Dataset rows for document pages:
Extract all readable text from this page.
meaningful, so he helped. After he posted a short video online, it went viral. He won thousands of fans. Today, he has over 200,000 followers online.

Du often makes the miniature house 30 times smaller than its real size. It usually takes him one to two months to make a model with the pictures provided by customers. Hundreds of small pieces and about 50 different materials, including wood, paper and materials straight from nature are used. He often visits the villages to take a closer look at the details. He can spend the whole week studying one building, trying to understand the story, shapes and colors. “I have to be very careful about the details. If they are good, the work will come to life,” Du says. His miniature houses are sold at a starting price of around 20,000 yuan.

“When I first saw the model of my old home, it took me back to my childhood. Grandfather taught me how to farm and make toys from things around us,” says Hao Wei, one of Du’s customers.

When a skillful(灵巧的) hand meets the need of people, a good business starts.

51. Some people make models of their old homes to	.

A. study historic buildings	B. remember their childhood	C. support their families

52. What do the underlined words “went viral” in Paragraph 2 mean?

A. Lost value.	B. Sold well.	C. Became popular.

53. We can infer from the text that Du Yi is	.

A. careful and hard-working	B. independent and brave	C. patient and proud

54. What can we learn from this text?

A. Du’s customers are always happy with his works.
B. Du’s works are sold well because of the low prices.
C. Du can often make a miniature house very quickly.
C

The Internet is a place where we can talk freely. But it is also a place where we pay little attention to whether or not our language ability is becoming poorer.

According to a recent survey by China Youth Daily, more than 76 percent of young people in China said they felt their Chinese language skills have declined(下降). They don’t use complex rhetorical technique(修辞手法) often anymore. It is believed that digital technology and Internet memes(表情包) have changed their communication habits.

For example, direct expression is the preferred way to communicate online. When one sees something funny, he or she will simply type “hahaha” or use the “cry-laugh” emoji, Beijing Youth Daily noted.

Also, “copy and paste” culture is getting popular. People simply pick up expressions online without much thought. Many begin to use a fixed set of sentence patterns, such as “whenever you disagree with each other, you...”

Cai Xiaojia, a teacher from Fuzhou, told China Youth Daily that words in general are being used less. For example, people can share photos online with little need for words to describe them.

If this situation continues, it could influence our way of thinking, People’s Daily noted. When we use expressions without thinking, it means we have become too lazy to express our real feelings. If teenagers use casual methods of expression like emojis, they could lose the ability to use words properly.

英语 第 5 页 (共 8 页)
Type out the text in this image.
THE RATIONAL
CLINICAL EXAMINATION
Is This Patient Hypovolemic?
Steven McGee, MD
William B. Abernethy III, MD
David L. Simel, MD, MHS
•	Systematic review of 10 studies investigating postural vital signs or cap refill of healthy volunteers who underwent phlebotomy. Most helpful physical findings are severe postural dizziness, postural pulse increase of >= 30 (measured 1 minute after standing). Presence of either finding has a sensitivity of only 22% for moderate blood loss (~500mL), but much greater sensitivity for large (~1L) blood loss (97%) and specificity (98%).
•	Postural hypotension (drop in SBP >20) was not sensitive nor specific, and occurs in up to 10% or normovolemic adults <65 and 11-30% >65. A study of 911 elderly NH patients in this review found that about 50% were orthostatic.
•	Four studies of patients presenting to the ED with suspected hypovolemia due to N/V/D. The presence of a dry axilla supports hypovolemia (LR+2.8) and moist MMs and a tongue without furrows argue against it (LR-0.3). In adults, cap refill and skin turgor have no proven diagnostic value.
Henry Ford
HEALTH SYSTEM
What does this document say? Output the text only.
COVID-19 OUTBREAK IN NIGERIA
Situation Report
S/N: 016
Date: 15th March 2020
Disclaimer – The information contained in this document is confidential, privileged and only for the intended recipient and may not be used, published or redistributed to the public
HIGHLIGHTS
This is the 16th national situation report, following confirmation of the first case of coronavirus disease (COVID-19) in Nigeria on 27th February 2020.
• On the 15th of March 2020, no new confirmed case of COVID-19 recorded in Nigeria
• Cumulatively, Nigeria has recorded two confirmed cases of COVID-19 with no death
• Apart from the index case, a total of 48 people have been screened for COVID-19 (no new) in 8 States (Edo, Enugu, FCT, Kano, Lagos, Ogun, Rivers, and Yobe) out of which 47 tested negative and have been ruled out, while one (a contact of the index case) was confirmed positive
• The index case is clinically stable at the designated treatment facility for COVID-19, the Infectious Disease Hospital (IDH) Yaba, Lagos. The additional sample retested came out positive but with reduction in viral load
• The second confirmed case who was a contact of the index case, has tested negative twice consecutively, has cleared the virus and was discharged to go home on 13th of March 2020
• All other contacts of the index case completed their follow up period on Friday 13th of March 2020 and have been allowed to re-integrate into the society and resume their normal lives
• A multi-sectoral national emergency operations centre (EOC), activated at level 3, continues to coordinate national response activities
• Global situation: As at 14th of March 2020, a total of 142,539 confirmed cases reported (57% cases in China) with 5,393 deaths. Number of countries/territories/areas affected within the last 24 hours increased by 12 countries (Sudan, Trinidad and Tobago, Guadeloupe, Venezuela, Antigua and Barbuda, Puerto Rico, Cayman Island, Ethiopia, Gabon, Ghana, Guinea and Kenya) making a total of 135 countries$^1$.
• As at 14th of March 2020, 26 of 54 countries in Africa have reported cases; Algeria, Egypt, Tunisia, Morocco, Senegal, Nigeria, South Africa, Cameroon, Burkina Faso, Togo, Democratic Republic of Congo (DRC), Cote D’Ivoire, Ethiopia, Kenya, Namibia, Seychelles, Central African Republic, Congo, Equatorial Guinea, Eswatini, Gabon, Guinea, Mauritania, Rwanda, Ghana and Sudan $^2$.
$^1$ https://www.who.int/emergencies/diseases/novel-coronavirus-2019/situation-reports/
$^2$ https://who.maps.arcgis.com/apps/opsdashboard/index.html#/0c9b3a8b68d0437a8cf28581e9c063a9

(Your goal)
If a line in the entries above has the word "national", copy it.

(Answer box)
This is the 16th national situation report, following confirmation of the first case of coronavirus disease (COVID-19) in Nigeria on 27th February 2020.
• A multi-sectoral national emergency operations centre (EOC), activated at level 3, continues to coordinate national response activities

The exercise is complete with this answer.